Without the pictures, print each of the records below exactly as it appears.

## START

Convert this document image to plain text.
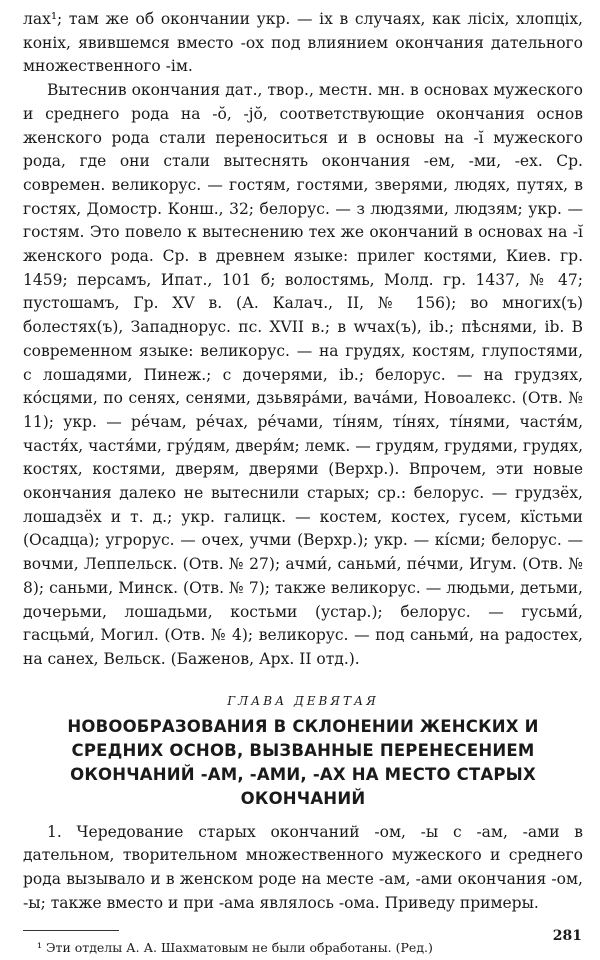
лах¹; там же об окончании укр. — iх в случаях, как лісіх, хлопціх, коніх, явившемся вместо -ох под влиянием окончания дательного множественного -ім.

Вытеснив окончания дат., твор., местн. мн. в основах мужеского и среднего рода на -ŏ, -jŏ, соответствующие окончания основ женского рода стали переноситься и в основы на -ĭ мужеского рода, где они стали вытеснять окончания -ем, -ми, -ех. Ср. современ. великорус. — гостям, гостями, зверями, людях, путях, в гостях, Домостр. Конш., 32; белорус. — з людзями, людзям; укр. — гостям. Это повело к вытеснению тех же окончаний в основах на -ĭ женского рода. Ср. в древнем языке: прилег костями, Киев. гр. 1459; персамъ, Ипат., 101 б; волостямь, Молд. гр. 1437, № 47; пустошамъ, Гр. XV в. (А. Калач., II, № 156); во многих(ъ) болестях(ъ), Западнорус. пс. XVII в.; в wчах(ъ), ib.; пѣснями, ib. В современном языке: великорус. — на грудях, костям, глупостями, с лошадями, Пинеж.; с дочерями, ib.; белорус. — на грудзях, кóсцями, по сенях, сенями, дзьвярáми, вачáми, Новоалекс. (Отв. № 11); укр. — рéчам, рéчах, рéчами, тíням, тíнях, тíнями, частя́м, частя́х, частя́ми, гру́дям, дверя́м; лемк. — грудям, грудями, грудях, костях, костями, дверям, дверями (Верхр.). Впрочем, эти новые окончания далеко не вытеснили старых; ср.: белорус. — грудзёх, лошадзёх и т. д.; укр. галицк. — костем, костех, гусем, кїстьми (Осадца); угрорус. — очех, учми (Верхр.); укр. — кíсми; белорус. — вочми, Леппельск. (Отв. № 27); ачми́, саньми́, пéчми, Игум. (Отв. № 8); саньми, Минск. (Отв. № 7); также великорус. — людьми, детьми, дочерьми, лошадьми, костьми (устар.); белорус. — гусьми́, гасцьми́, Могил. (Отв. № 4); великорус. — под саньми́, на радостех, на санех, Вельск. (Баженов, Арх. II отд.).

ГЛАВА ДЕВЯТАЯ
НОВООБРАЗОВАНИЯ В СКЛОНЕНИИ ЖЕНСКИХ И СРЕДНИХ ОСНОВ, ВЫЗВАННЫЕ ПЕРЕНЕСЕНИЕМ ОКОНЧАНИЙ -АМ, -АМИ, -АХ НА МЕСТО СТАРЫХ ОКОНЧАНИЙ

1. Чередование старых окончаний -ом, -ы с -ам, -ами в дательном, творительном множественного мужеского и среднего рода вызывало и в женском роде на месте -ам, -ами окончания -ом, -ы; также вместо и при -ама являлось -ома. Приведу примеры.

¹ Эти отделы А. А. Шахматовым не были обработаны. (Ред.)

281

## END

• [Response for this exercise]
Convert this document image to plain text.
лах¹; там же об окончании укр. — iх в случаях, как лісіх, хлопціх, коніх, явившемся вместо -ох под влиянием окончания дательного множественного -ім.

Вытеснив окончания дат., твор., местн. мн. в основах мужеского и среднего рода на -ŏ, -jŏ, соответствующие окончания основ женского рода стали переноситься и в основы на -ĭ мужеского рода, где они стали вытеснять окончания -ем, -ми, -ех. Ср. современ. великорус. — гостям, гостями, зверями, людях, путях, в гостях, Домостр. Конш., 32; белорус. — з людзями, людзям; укр. — гостям. Это повело к вытеснению тех же окончаний в основах на -ĭ женского рода. Ср. в древнем языке: прилег костями, Киев. гр. 1459; персамъ, Ипат., 101 б; волостямь, Молд. гр. 1437, № 47; пустошамъ, Гр. XV в. (А. Калач., II, № 156); во многих(ъ) болестях(ъ), Западнорус. пс. XVII в.; в wчах(ъ), ib.; пѣснями, ib. В современном языке: великорус. — на грудях, костям, глупостями, с лошадями, Пинеж.; с дочерями, ib.; белорус. — на грудзях, кóсцями, по сенях, сенями, дзьвярáми, вачáми, Новоалекс. (Отв. № 11); укр. — рéчам, рéчах, рéчами, тíням, тíнях, тíнями, частя́м, частя́х, частя́ми, гру́дям, дверя́м; лемк. — грудям, грудями, грудях, костях, костями, дверям, дверями (Верхр.). Впрочем, эти новые окончания далеко не вытеснили старых; ср.: белорус. — грудзёх, лошадзёх и т. д.; укр. галицк. — костем, костех, гусем, кїстьми (Осадца); угрорус. — очех, учми (Верхр.); укр. — кíсми; белорус. — вочми, Леппельск. (Отв. № 27); ачми́, саньми́, пéчми, Игум. (Отв. № 8); саньми, Минск. (Отв. № 7); также великорус. — людьми, детьми, дочерьми, лошадьми, костьми (устар.); белорус. — гусьми́, гасцьми́, Могил. (Отв. № 4); великорус. — под саньми́, на радостех, на санех, Вельск. (Баженов, Арх. II отд.).

ГЛАВА ДЕВЯТАЯ
НОВООБРАЗОВАНИЯ В СКЛОНЕНИИ ЖЕНСКИХ И СРЕДНИХ ОСНОВ, ВЫЗВАННЫЕ ПЕРЕНЕСЕНИЕМ ОКОНЧАНИЙ -АМ, -АМИ, -АХ НА МЕСТО СТАРЫХ ОКОНЧАНИЙ

1. Чередование старых окончаний -ом, -ы с -ам, -ами в дательном, творительном множественного мужеского и среднего рода вызывало и в женском роде на месте -ам, -ами окончания -ом, -ы; также вместо и при -ама являлось -ома. Приведу примеры.

¹ Эти отделы А. А. Шахматовым не были обработаны. (Ред.)

281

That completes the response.